### Short problem:
Reproduce the listing below word for word, from its first line through the line containing "Annotate this image: element". Leave out the pictures.

══════

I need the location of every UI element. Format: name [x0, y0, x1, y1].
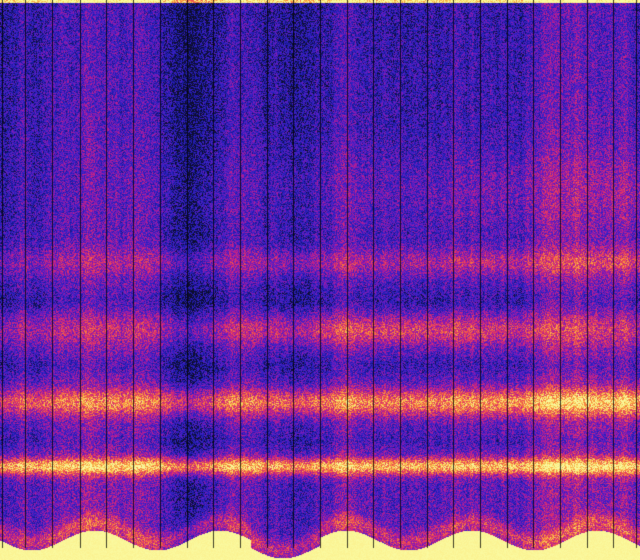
spectrogram-canvas	[0, 0, 640, 560]
spectrogram-image	[0, 0, 640, 560]
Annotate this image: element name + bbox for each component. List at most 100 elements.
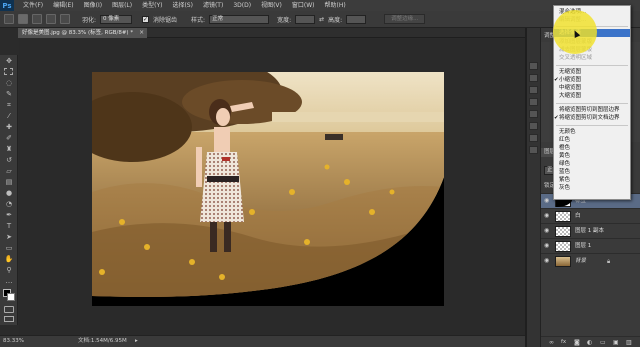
layer-row[interactable]: ◉ 图层 1 副本 (541, 223, 640, 238)
menu-item-green[interactable]: 绿色 (554, 160, 630, 168)
move-tool-icon[interactable]: ✥ (4, 57, 14, 66)
menu-filter[interactable]: 滤镜(T) (198, 0, 228, 11)
height-input[interactable] (346, 14, 367, 24)
styles-panel-icon[interactable] (529, 98, 538, 106)
history-panel-icon[interactable] (529, 62, 538, 70)
shape-tool-icon[interactable]: ▭ (4, 244, 14, 253)
eraser-tool-icon[interactable]: ▱ (4, 167, 14, 176)
visibility-eye-icon[interactable]: ◉ (544, 198, 550, 204)
menu-item-orange[interactable]: 橙色 (554, 144, 630, 152)
menu-item-clip-to-layer-bounds[interactable]: 将缩览图剪切到图层边界 (554, 106, 630, 114)
lasso-tool-icon[interactable]: ◌ (4, 79, 14, 88)
hand-tool-icon[interactable]: ✋ (4, 255, 14, 264)
visibility-eye-icon[interactable]: ◉ (544, 243, 550, 249)
background-color-swatch[interactable] (7, 293, 15, 301)
status-menu-arrow-icon[interactable]: ▸ (135, 336, 138, 347)
zoom-tool-icon[interactable]: ⚲ (4, 266, 14, 275)
menu-item-no-thumbnails[interactable]: 无缩览图 (554, 68, 630, 76)
marquee-tool-icon[interactable] (4, 68, 13, 75)
photoshop-logo: Ps (0, 0, 14, 11)
menu-3d[interactable]: 3D(D) (228, 0, 256, 11)
fx-icon[interactable]: fx (561, 339, 566, 345)
more-tools-icon[interactable]: … (4, 277, 14, 286)
quick-mask-icon[interactable] (4, 306, 14, 313)
document-tab[interactable]: 好像是美图.jpg @ 83.3% (标签, RGB/8#) * × (18, 28, 148, 38)
clone-stamp-tool-icon[interactable]: ♜ (4, 145, 14, 154)
menu-item-red[interactable]: 红色 (554, 136, 630, 144)
properties-panel-icon[interactable] (529, 74, 538, 82)
layer-name[interactable]: 白 (575, 209, 581, 224)
menu-item-large-thumbnails[interactable]: 大缩览图 (554, 92, 630, 100)
menu-item-no-color[interactable]: 无颜色 (554, 128, 630, 136)
menu-view[interactable]: 视图(V) (256, 0, 287, 11)
dodge-tool-icon[interactable]: ◔ (4, 200, 14, 209)
visibility-eye-icon[interactable]: ◉ (544, 213, 550, 219)
antialias-label: 消除锯齿 (153, 16, 178, 24)
antialias-checkbox[interactable]: ✓ (142, 15, 150, 23)
close-icon[interactable]: × (139, 28, 144, 38)
menu-item-blue[interactable]: 蓝色 (554, 168, 630, 176)
healing-brush-tool-icon[interactable]: ✚ (4, 123, 14, 132)
menu-image[interactable]: 图像(I) (79, 0, 107, 11)
document-canvas[interactable] (92, 72, 444, 306)
menu-item-small-thumbnails[interactable]: ✔ 小缩览图 (554, 76, 630, 84)
swatches-panel-icon[interactable] (529, 86, 538, 94)
adjustment-icon[interactable]: ◐ (587, 339, 592, 346)
visibility-eye-icon[interactable]: ◉ (544, 228, 550, 234)
menu-item-yellow[interactable]: 黄色 (554, 152, 630, 160)
feather-input[interactable]: 0 像素 (100, 14, 133, 24)
history-brush-tool-icon[interactable]: ↺ (4, 156, 14, 165)
menu-separator (556, 65, 628, 66)
quick-select-tool-icon[interactable]: ✎ (4, 90, 14, 99)
lock-icon: 🔒︎ (607, 258, 611, 265)
brush-tool-icon[interactable]: ✐ (4, 134, 14, 143)
add-to-selection-button[interactable] (32, 14, 42, 24)
menu-help[interactable]: 帮助(H) (320, 0, 351, 11)
menu-type[interactable]: 类型(Y) (137, 0, 167, 11)
width-input[interactable] (295, 14, 316, 24)
layer-row[interactable]: ◉ 图层 1 (541, 238, 640, 253)
new-selection-button[interactable] (18, 14, 28, 24)
layer-row[interactable]: ◉ 白 (541, 208, 640, 223)
brush-panel-icon[interactable] (529, 122, 538, 130)
menu-item-violet[interactable]: 紫色 (554, 176, 630, 184)
style-select[interactable]: 正常 (209, 14, 270, 24)
menu-window[interactable]: 窗口(W) (287, 0, 320, 11)
gradient-tool-icon[interactable]: ▤ (4, 178, 14, 187)
eyedropper-tool-icon[interactable]: ⁄ (4, 112, 14, 121)
menu-select[interactable]: 选择(S) (167, 0, 198, 11)
subtract-selection-button[interactable] (46, 14, 56, 24)
crop-tool-icon[interactable]: ⌗ (4, 101, 14, 110)
type-tool-icon[interactable]: T (4, 222, 14, 231)
layer-name[interactable]: 图层 1 (575, 239, 591, 254)
marquee-preset-button[interactable] (4, 14, 14, 24)
visibility-eye-icon[interactable]: ◉ (544, 258, 550, 264)
blur-tool-icon[interactable]: ● (4, 189, 14, 198)
refine-edge-button[interactable]: 调整边缘... (384, 14, 426, 24)
link-icon[interactable]: ∞ (549, 339, 554, 346)
menu-item-clip-to-document-bounds[interactable]: ✔ 将缩览图剪切到文档边界 (554, 114, 630, 122)
menu-layer[interactable]: 图层(L) (107, 0, 137, 11)
paragraph-panel-icon[interactable] (529, 146, 538, 154)
menu-item-medium-thumbnails[interactable]: 中缩览图 (554, 84, 630, 92)
new-layer-icon[interactable]: ▣ (613, 339, 619, 346)
mask-icon[interactable]: ◙ (574, 339, 580, 346)
swap-icon[interactable]: ⇄ (319, 16, 324, 23)
layer-row[interactable]: ◉ 背景 🔒︎ (541, 253, 640, 268)
menu-item-intersect-transparency[interactable]: 交叉透明区域 (554, 54, 630, 62)
layer-name[interactable]: 图层 1 副本 (575, 224, 604, 239)
menu-item-gray[interactable]: 灰色 (554, 184, 630, 192)
document-info[interactable]: 文档:1.54M/6.95M (78, 336, 127, 347)
actions-panel-icon[interactable] (529, 110, 538, 118)
screen-mode-icon[interactable] (4, 316, 14, 322)
zoom-level[interactable]: 83.33% (3, 336, 24, 347)
folder-icon[interactable]: ▭ (600, 339, 606, 346)
character-panel-icon[interactable] (529, 134, 538, 142)
menu-edit[interactable]: 编辑(E) (48, 0, 78, 11)
layer-name[interactable]: 背景 (575, 254, 586, 269)
trash-icon[interactable]: ▥ (626, 339, 632, 346)
pen-tool-icon[interactable]: ✒ (4, 211, 14, 220)
intersect-selection-button[interactable] (60, 14, 70, 24)
menu-file[interactable]: 文件(F) (18, 0, 48, 11)
path-select-tool-icon[interactable]: ➤ (4, 233, 14, 242)
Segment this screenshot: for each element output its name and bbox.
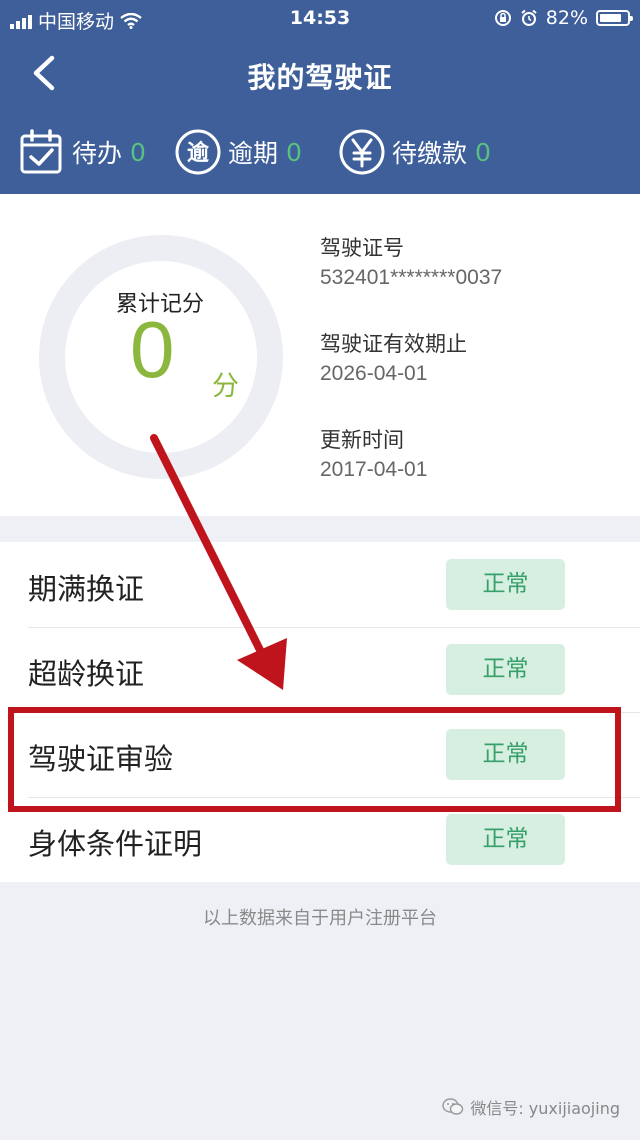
list-item-name: 驾驶证审验 — [28, 742, 174, 776]
tab-todo-count: 0 — [130, 137, 146, 167]
tab-overdue-label: 逾期 — [228, 139, 279, 168]
tab-overdue[interactable]: 逾 逾期 0 — [174, 126, 302, 178]
watermark: 微信号: yuxijiaojing — [442, 1095, 620, 1119]
status-badge: 正常 — [446, 644, 565, 695]
list-item-expiry-renewal[interactable]: 期满换证 正常 — [0, 542, 640, 627]
license-expiry-label: 驾驶证有效期止 — [320, 332, 467, 356]
nav-bar: 我的驾驶证 — [0, 36, 640, 110]
license-summary: 累计记分 0 分 驾驶证号 532401********0037 驾驶证有效期止… — [0, 194, 640, 516]
score-unit: 分 — [212, 371, 239, 402]
calendar-check-icon — [20, 129, 62, 174]
list-item-license-review[interactable]: 驾驶证审验 正常 — [0, 712, 640, 797]
data-source-note: 以上数据来自于用户注册平台 — [203, 908, 437, 929]
tab-todo[interactable]: 待办 0 — [18, 126, 146, 178]
page-title: 我的驾驶证 — [247, 61, 393, 94]
tab-pending-payment[interactable]: 待缴款 0 — [338, 126, 491, 178]
list-item-name: 期满换证 — [28, 572, 145, 606]
svg-text:逾: 逾 — [187, 140, 210, 166]
status-badge: 正常 — [446, 559, 565, 610]
tab-todo-label: 待办 — [72, 139, 123, 168]
status-badge: 正常 — [446, 814, 565, 865]
tab-pending-payment-label: 待缴款 — [392, 139, 468, 168]
list-item-name: 身体条件证明 — [28, 827, 203, 861]
tab-overdue-count: 0 — [286, 137, 302, 167]
status-list: 期满换证 正常 超龄换证 正常 驾驶证审验 正常 身体条件证明 正常 — [0, 542, 640, 882]
list-item-health-certificate[interactable]: 身体条件证明 正常 — [0, 797, 640, 882]
update-time: 2017-04-01 — [320, 458, 428, 481]
license-expiry: 2026-04-01 — [320, 362, 428, 385]
yuan-icon — [339, 129, 385, 175]
tabs-row: 待办 0 逾 逾期 0 待缴款 0 — [0, 120, 640, 184]
battery-icon — [596, 10, 633, 26]
license-number-label: 驾驶证号 — [320, 236, 404, 260]
overdue-icon: 逾 — [175, 129, 221, 175]
alarm-icon — [521, 9, 537, 26]
rotation-lock-icon — [494, 10, 511, 26]
license-number: 532401********0037 — [320, 266, 503, 289]
list-item-name: 超龄换证 — [28, 657, 145, 691]
watermark-text: 微信号: yuxijiaojing — [470, 1099, 620, 1118]
score-value: 0 — [130, 305, 175, 394]
app-header: 中国移动 14:53 82% 我的驾驶证 待办 0 逾 逾期 0 待缴款 0 — [0, 0, 640, 194]
update-time-label: 更新时间 — [320, 428, 404, 452]
list-item-age-renewal[interactable]: 超龄换证 正常 — [0, 627, 640, 712]
status-bar: 中国移动 14:53 82% — [0, 0, 640, 36]
status-right: 82% — [494, 7, 633, 29]
status-badge: 正常 — [446, 729, 565, 780]
battery-percent: 82% — [545, 7, 588, 29]
tab-pending-payment-count: 0 — [475, 137, 491, 167]
wechat-icon — [442, 1098, 464, 1115]
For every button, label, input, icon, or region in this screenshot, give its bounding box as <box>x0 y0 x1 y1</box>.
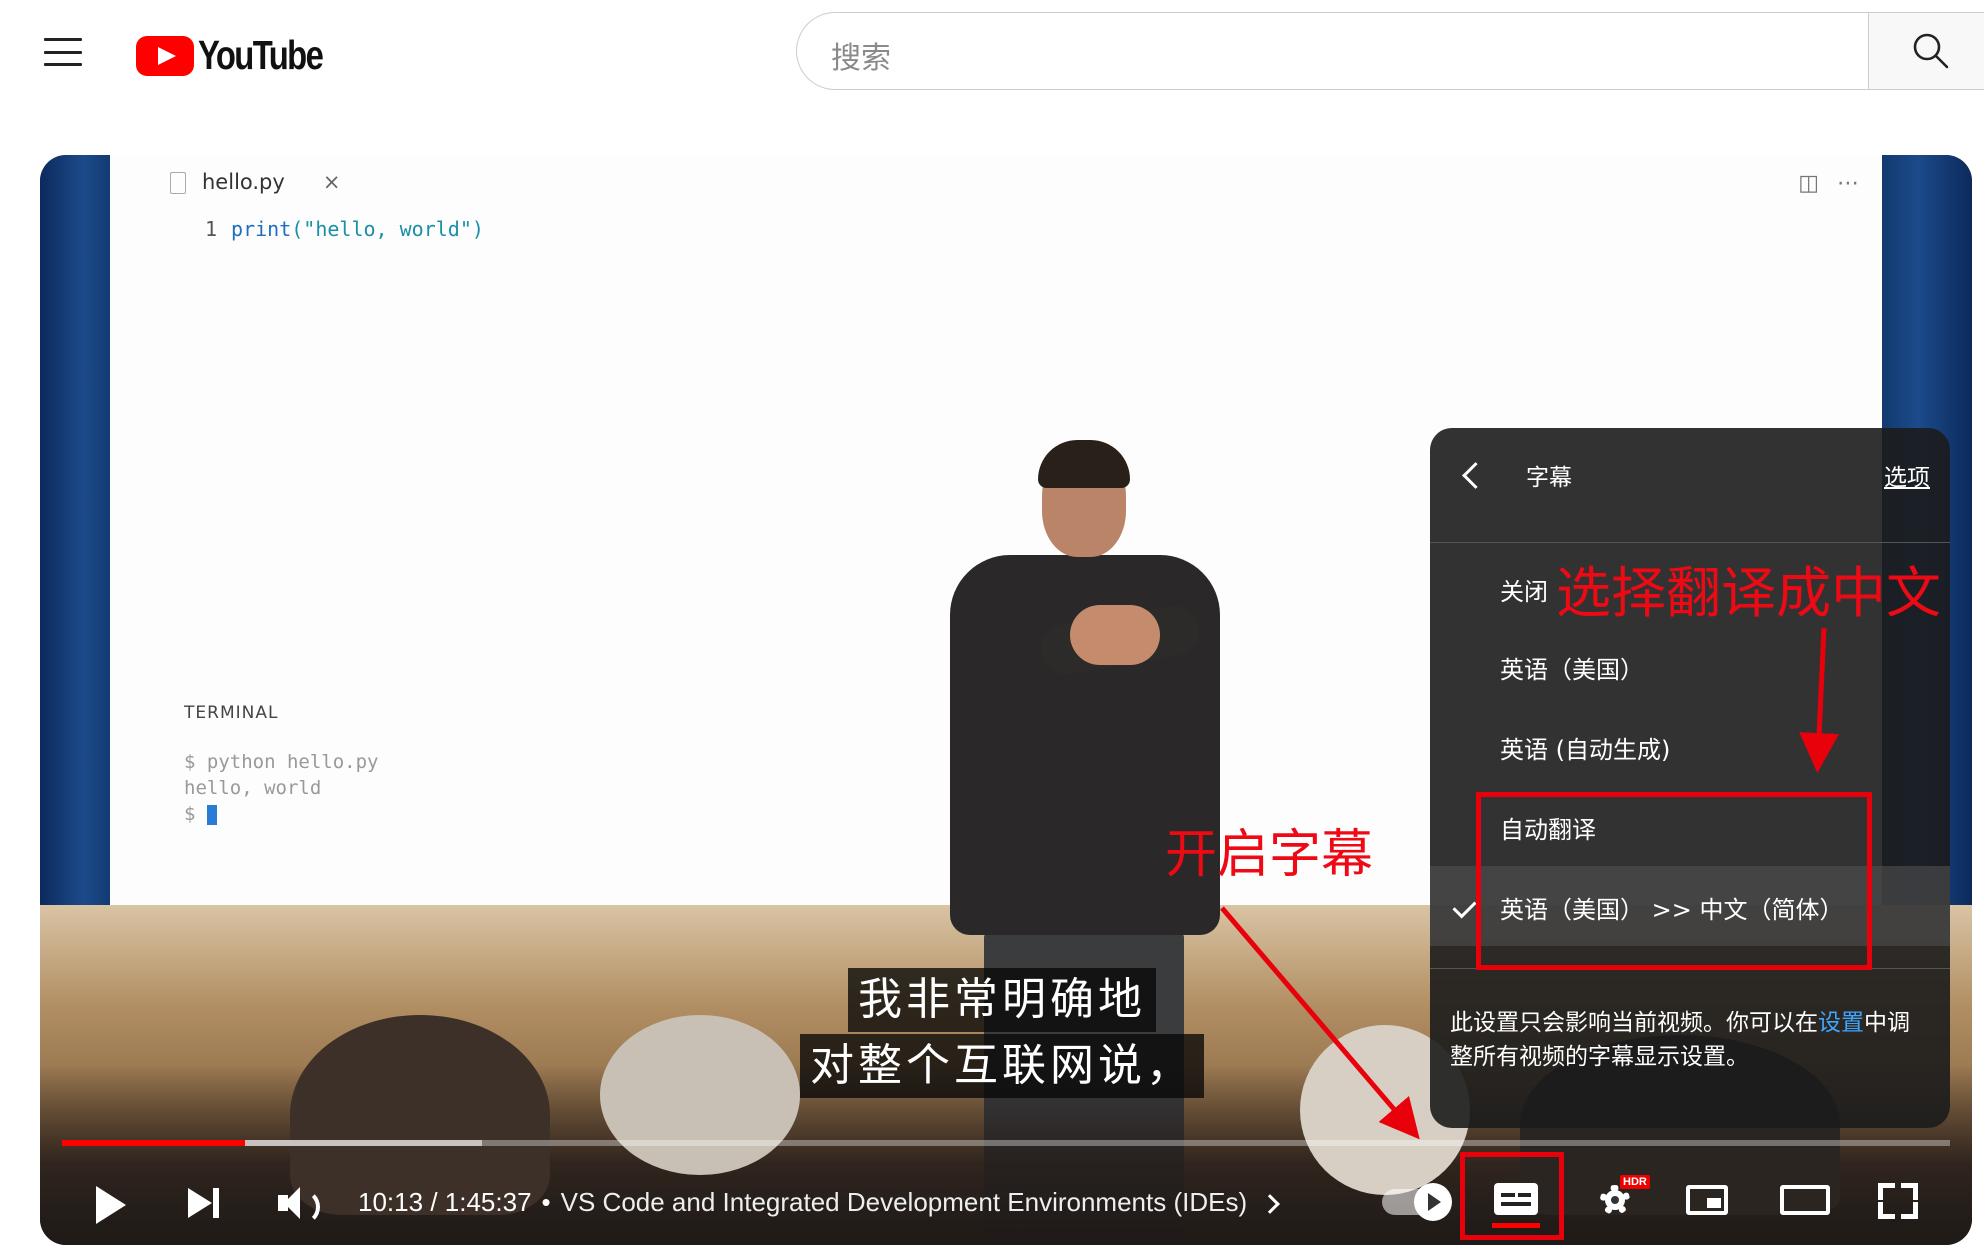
annotation-arrows <box>1220 627 1840 1140</box>
annotation-arrow-to-subtitles <box>1220 906 1420 1140</box>
annotation-arrow-to-translate <box>1799 627 1840 773</box>
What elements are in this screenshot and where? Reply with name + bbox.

══════

### Result of the task:
I need the location of every UI element. Format: name [x0, y0, x1, y1].
spectrogram-canvas	[0, 0, 640, 560]
spectrogram-image	[0, 0, 640, 560]
Annotate this image: element name + bbox for each component. List at most 100 elements.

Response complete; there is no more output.